• Source data:
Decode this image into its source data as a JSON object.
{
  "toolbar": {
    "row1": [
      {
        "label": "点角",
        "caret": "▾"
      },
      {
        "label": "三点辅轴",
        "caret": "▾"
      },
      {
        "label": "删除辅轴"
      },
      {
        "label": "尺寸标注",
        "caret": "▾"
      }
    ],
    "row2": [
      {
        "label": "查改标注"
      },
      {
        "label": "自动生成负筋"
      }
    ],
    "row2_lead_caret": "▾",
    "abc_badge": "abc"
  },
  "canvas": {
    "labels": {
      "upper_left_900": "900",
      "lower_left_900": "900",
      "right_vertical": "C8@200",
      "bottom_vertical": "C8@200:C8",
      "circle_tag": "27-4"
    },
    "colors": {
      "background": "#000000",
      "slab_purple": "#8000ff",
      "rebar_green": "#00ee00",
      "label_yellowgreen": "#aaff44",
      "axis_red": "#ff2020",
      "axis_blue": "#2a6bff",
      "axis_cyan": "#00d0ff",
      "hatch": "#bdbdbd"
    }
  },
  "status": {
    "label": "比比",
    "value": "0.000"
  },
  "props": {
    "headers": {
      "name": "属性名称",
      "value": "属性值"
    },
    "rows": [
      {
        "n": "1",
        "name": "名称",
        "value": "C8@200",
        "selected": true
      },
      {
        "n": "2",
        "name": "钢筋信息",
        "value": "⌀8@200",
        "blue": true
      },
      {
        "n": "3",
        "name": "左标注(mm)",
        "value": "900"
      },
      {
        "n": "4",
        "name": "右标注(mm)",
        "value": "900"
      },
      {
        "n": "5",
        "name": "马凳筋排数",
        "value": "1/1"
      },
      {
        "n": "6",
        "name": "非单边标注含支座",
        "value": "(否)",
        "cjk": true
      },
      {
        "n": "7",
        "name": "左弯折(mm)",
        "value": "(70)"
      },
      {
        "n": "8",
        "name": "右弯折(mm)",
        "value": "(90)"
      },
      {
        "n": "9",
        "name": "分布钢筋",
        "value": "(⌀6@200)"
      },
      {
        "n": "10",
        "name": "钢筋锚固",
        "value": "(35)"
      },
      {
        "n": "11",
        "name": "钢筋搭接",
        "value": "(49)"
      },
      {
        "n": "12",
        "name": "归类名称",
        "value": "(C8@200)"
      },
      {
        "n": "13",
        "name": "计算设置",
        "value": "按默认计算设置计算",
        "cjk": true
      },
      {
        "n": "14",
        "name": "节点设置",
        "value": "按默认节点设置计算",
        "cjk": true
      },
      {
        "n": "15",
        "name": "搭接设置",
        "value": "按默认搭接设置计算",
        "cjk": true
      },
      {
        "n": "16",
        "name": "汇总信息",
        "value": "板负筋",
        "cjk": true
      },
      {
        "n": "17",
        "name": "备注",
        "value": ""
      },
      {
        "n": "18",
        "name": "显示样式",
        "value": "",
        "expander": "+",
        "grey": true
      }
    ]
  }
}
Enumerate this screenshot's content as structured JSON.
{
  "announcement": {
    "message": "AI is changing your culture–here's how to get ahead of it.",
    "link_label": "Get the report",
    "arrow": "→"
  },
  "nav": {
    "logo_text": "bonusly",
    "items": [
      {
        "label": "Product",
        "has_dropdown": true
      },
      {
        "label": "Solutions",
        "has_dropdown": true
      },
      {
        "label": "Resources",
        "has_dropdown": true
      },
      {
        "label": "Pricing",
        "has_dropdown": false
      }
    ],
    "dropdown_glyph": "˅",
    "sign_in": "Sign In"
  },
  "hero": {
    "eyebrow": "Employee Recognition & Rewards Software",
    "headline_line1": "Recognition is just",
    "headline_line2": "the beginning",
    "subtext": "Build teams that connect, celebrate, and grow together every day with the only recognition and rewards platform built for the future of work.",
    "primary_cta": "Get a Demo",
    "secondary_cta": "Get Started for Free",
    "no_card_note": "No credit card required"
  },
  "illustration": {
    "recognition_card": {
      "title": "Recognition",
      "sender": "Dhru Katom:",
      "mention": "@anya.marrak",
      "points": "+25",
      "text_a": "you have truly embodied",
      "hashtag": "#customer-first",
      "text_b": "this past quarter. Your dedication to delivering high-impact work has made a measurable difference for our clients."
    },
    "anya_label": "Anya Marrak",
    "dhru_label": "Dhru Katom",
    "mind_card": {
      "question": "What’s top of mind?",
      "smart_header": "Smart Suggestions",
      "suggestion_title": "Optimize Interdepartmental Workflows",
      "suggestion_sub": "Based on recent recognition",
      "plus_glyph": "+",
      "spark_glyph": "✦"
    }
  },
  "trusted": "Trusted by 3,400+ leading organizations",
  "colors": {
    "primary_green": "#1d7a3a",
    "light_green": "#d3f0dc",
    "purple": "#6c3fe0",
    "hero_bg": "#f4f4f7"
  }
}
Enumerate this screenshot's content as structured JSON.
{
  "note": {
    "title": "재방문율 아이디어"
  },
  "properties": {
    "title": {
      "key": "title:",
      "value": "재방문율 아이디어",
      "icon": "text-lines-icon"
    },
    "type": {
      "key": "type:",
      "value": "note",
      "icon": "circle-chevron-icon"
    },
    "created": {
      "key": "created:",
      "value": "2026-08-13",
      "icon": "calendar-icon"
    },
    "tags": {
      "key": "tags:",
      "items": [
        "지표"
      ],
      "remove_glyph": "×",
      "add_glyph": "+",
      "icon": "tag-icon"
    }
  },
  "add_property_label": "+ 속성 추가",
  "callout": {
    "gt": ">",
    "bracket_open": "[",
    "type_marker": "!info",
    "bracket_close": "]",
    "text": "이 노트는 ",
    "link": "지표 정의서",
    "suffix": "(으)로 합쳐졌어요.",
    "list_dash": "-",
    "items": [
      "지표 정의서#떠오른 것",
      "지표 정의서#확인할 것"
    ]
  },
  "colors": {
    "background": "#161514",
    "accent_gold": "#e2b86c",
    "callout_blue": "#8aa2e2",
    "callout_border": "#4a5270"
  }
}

• The exercise: Emit the full listing verbatim.

• Answer to the problem:
Decode this image into its source data as a JSON object.
{
  "toolbar": {
    "row1": [
      {
        "label": "点角",
        "caret": "▾"
      },
      {
        "label": "三点辅轴",
        "caret": "▾"
      },
      {
        "label": "删除辅轴"
      },
      {
        "label": "尺寸标注",
        "caret": "▾"
      }
    ],
    "row2": [
      {
        "label": "查改标注"
      },
      {
        "label": "自动生成负筋"
      }
    ],
    "row2_lead_caret": "▾",
    "abc_badge": "abc"
  },
  "canvas": {
    "labels": {
      "upper_left_900": "900",
      "lower_left_900": "900",
      "right_vertical": "C8@200",
      "bottom_vertical": "C8@200:C8",
      "circle_tag": "27-4"
    },
    "colors": {
      "background": "#000000",
      "slab_purple": "#8000ff",
      "rebar_green": "#00ee00",
      "label_yellowgreen": "#aaff44",
      "axis_red": "#ff2020",
      "axis_blue": "#2a6bff",
      "axis_cyan": "#00d0ff",
      "hatch": "#bdbdbd"
    }
  },
  "status": {
    "label": "比比",
    "value": "0.000"
  },
  "props": {
    "headers": {
      "name": "属性名称",
      "value": "属性值"
    },
    "rows": [
      {
        "n": "1",
        "name": "名称",
        "value": "C8@200",
        "selected": true
      },
      {
        "n": "2",
        "name": "钢筋信息",
        "value": "⌀8@200",
        "blue": true
      },
      {
        "n": "3",
        "name": "左标注(mm)",
        "value": "900"
      },
      {
        "n": "4",
        "name": "右标注(mm)",
        "value": "900"
      },
      {
        "n": "5",
        "name": "马凳筋排数",
        "value": "1/1"
      },
      {
        "n": "6",
        "name": "非单边标注含支座",
        "value": "(否)",
        "cjk": true
      },
      {
        "n": "7",
        "name": "左弯折(mm)",
        "value": "(70)"
      },
      {
        "n": "8",
        "name": "右弯折(mm)",
        "value": "(90)"
      },
      {
        "n": "9",
        "name": "分布钢筋",
        "value": "(⌀6@200)"
      },
      {
        "n": "10",
        "name": "钢筋锚固",
        "value": "(35)"
      },
      {
        "n": "11",
        "name": "钢筋搭接",
        "value": "(49)"
      },
      {
        "n": "12",
        "name": "归类名称",
        "value": "(C8@200)"
      },
      {
        "n": "13",
        "name": "计算设置",
        "value": "按默认计算设置计算",
        "cjk": true
      },
      {
        "n": "14",
        "name": "节点设置",
        "value": "按默认节点设置计算",
        "cjk": true
      },
      {
        "n": "15",
        "name": "搭接设置",
        "value": "按默认搭接设置计算",
        "cjk": true
      },
      {
        "n": "16",
        "name": "汇总信息",
        "value": "板负筋",
        "cjk": true
      },
      {
        "n": "17",
        "name": "备注",
        "value": ""
      },
      {
        "n": "18",
        "name": "显示样式",
        "value": "",
        "expander": "+",
        "grey": true
      }
    ]
  }
}
Enumerate this screenshot's content as structured JSON.
{
  "announcement": {
    "message": "AI is changing your culture–here's how to get ahead of it.",
    "link_label": "Get the report",
    "arrow": "→"
  },
  "nav": {
    "logo_text": "bonusly",
    "items": [
      {
        "label": "Product",
        "has_dropdown": true
      },
      {
        "label": "Solutions",
        "has_dropdown": true
      },
      {
        "label": "Resources",
        "has_dropdown": true
      },
      {
        "label": "Pricing",
        "has_dropdown": false
      }
    ],
    "dropdown_glyph": "˅",
    "sign_in": "Sign In"
  },
  "hero": {
    "eyebrow": "Employee Recognition & Rewards Software",
    "headline_line1": "Recognition is just",
    "headline_line2": "the beginning",
    "subtext": "Build teams that connect, celebrate, and grow together every day with the only recognition and rewards platform built for the future of work.",
    "primary_cta": "Get a Demo",
    "secondary_cta": "Get Started for Free",
    "no_card_note": "No credit card required"
  },
  "illustration": {
    "recognition_card": {
      "title": "Recognition",
      "sender": "Dhru Katom:",
      "mention": "@anya.marrak",
      "points": "+25",
      "text_a": "you have truly embodied",
      "hashtag": "#customer-first",
      "text_b": "this past quarter. Your dedication to delivering high-impact work has made a measurable difference for our clients."
    },
    "anya_label": "Anya Marrak",
    "dhru_label": "Dhru Katom",
    "mind_card": {
      "question": "What’s top of mind?",
      "smart_header": "Smart Suggestions",
      "suggestion_title": "Optimize Interdepartmental Workflows",
      "suggestion_sub": "Based on recent recognition",
      "plus_glyph": "+",
      "spark_glyph": "✦"
    }
  },
  "trusted": "Trusted by 3,400+ leading organizations",
  "colors": {
    "primary_green": "#1d7a3a",
    "light_green": "#d3f0dc",
    "purple": "#6c3fe0",
    "hero_bg": "#f4f4f7"
  }
}
Enumerate this screenshot's content as structured JSON.
{
  "note": {
    "title": "재방문율 아이디어"
  },
  "properties": {
    "title": {
      "key": "title:",
      "value": "재방문율 아이디어",
      "icon": "text-lines-icon"
    },
    "type": {
      "key": "type:",
      "value": "note",
      "icon": "circle-chevron-icon"
    },
    "created": {
      "key": "created:",
      "value": "2026-08-13",
      "icon": "calendar-icon"
    },
    "tags": {
      "key": "tags:",
      "items": [
        "지표"
      ],
      "remove_glyph": "×",
      "add_glyph": "+",
      "icon": "tag-icon"
    }
  },
  "add_property_label": "+ 속성 추가",
  "callout": {
    "gt": ">",
    "bracket_open": "[",
    "type_marker": "!info",
    "bracket_close": "]",
    "text": "이 노트는 ",
    "link": "지표 정의서",
    "suffix": "(으)로 합쳐졌어요.",
    "list_dash": "-",
    "items": [
      "지표 정의서#떠오른 것",
      "지표 정의서#확인할 것"
    ]
  },
  "colors": {
    "background": "#161514",
    "accent_gold": "#e2b86c",
    "callout_blue": "#8aa2e2",
    "callout_border": "#4a5270"
  }
}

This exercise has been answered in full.